- [Objective]: How many lines of the records below contain the string "item"? Case counts. Answer with the number only.
========================
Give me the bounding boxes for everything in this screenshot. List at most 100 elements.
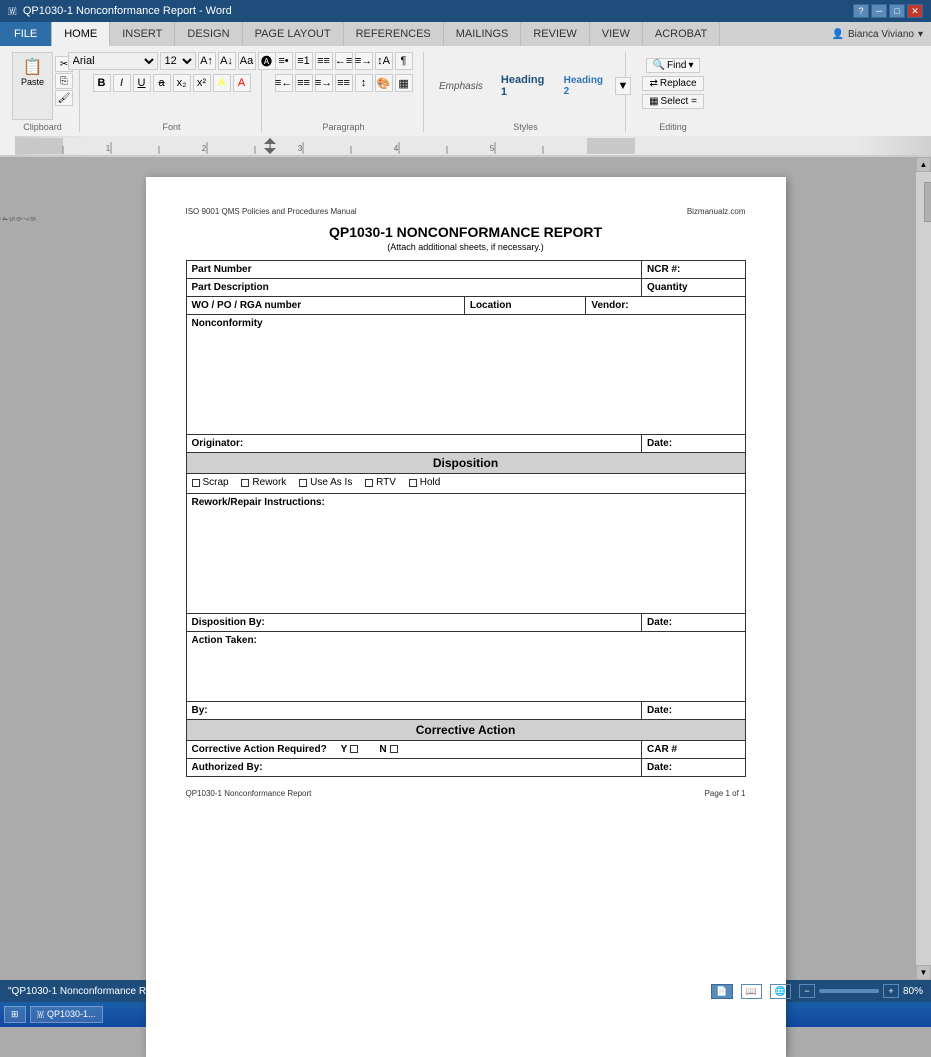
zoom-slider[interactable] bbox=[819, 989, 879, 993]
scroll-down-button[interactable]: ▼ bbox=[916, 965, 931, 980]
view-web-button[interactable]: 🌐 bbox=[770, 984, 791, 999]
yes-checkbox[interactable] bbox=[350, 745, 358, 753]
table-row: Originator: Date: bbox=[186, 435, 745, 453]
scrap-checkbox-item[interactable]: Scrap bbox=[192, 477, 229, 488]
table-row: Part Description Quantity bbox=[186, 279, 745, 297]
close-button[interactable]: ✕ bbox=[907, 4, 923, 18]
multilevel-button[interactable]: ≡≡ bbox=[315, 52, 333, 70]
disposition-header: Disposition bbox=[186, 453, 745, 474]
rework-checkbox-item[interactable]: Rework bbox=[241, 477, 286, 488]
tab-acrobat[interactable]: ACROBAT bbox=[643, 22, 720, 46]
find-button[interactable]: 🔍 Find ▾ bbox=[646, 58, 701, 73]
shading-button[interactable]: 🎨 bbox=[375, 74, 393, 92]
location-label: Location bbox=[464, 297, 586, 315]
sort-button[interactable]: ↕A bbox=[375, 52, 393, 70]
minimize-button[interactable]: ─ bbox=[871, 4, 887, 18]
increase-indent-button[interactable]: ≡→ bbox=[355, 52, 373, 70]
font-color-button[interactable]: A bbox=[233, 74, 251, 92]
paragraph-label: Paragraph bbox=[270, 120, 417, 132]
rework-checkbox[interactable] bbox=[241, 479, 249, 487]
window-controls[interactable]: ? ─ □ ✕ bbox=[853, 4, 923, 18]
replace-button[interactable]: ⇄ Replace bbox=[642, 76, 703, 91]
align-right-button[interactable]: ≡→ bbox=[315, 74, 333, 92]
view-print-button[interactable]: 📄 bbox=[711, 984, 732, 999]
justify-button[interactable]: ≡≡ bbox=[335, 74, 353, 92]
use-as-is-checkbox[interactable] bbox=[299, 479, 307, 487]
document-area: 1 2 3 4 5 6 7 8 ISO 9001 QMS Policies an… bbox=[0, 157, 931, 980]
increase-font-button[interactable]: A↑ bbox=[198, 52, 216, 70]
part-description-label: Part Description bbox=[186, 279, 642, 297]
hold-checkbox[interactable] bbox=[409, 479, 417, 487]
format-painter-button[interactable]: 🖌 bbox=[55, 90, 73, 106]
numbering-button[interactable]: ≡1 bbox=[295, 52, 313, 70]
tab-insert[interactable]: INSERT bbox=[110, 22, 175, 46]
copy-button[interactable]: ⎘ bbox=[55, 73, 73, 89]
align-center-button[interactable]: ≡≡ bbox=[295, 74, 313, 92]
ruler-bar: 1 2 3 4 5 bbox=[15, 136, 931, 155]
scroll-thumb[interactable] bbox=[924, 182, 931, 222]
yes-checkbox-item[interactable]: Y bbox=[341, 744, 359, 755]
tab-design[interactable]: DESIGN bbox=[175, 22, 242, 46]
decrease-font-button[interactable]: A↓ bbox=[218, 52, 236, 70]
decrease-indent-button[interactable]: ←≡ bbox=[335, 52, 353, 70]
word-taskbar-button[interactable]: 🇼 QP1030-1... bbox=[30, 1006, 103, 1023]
========================
- [Expected answer]: 3